INSTRUCTION:
For every line in the records that has the word "Schwindkirchen", make a copy.

┌──

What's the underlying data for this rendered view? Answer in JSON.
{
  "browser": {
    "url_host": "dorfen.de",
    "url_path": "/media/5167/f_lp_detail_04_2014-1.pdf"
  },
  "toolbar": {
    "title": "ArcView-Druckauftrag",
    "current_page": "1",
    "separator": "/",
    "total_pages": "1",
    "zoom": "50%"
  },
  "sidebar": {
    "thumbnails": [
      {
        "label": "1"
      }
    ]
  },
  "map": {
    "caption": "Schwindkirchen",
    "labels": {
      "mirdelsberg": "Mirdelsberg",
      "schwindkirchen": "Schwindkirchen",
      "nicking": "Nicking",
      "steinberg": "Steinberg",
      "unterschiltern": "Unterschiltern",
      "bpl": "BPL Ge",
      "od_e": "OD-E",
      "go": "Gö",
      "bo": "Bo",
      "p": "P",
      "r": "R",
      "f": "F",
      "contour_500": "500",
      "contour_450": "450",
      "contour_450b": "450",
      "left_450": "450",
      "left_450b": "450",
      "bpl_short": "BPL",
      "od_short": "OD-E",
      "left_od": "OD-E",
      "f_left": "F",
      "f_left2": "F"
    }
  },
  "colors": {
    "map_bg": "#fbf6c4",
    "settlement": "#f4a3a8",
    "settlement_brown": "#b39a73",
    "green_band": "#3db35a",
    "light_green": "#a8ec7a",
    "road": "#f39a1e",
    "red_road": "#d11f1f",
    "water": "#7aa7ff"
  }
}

└──

TASK RESULT:
    "caption": "Schwindkirchen",
      "schwindkirchen": "Schwindkirchen",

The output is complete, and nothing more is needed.